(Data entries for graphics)
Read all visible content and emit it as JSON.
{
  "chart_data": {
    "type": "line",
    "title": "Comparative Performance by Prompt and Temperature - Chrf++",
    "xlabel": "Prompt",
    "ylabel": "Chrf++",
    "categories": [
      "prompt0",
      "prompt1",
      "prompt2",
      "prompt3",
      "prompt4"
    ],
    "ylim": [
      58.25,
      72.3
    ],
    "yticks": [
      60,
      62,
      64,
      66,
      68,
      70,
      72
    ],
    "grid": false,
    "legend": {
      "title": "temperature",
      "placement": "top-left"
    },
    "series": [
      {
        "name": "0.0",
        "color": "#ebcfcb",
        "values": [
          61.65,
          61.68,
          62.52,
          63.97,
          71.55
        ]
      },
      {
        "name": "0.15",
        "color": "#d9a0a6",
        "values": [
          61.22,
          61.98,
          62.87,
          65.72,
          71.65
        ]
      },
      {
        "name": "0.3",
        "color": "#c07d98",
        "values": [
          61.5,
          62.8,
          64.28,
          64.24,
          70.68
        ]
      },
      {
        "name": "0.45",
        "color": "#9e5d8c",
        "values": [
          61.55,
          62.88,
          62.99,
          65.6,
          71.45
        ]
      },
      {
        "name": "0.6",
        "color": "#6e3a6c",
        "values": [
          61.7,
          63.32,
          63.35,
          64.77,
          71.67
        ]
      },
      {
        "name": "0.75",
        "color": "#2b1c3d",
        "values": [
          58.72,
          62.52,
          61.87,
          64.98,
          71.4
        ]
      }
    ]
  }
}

- [Task to carry out]
Give the number of lines containing the word "color". No other answer is needed.

- [Task solution]
6